* Given exercise *
For the data below, report the number of lines that contain the string "Distance" and nothing else.

* Records for the task *
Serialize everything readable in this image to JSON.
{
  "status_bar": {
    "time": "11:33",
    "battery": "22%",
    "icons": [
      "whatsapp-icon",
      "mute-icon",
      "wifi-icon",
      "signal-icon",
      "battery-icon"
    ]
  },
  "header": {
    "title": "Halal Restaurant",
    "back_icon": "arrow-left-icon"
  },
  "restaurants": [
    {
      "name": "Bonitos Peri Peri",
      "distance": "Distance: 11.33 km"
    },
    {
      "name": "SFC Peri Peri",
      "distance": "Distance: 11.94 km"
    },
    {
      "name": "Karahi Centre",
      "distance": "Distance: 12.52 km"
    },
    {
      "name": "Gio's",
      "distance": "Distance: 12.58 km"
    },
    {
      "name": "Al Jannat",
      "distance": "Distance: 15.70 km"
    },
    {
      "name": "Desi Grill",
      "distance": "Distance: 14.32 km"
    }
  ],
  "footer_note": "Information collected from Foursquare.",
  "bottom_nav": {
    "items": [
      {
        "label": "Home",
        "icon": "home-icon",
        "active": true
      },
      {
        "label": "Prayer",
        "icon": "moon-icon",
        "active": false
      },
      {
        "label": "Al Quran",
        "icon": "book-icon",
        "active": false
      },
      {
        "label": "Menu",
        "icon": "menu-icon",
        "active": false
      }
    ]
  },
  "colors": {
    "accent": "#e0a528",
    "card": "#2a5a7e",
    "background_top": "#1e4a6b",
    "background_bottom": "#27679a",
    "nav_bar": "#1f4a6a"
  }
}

* Expected output *
6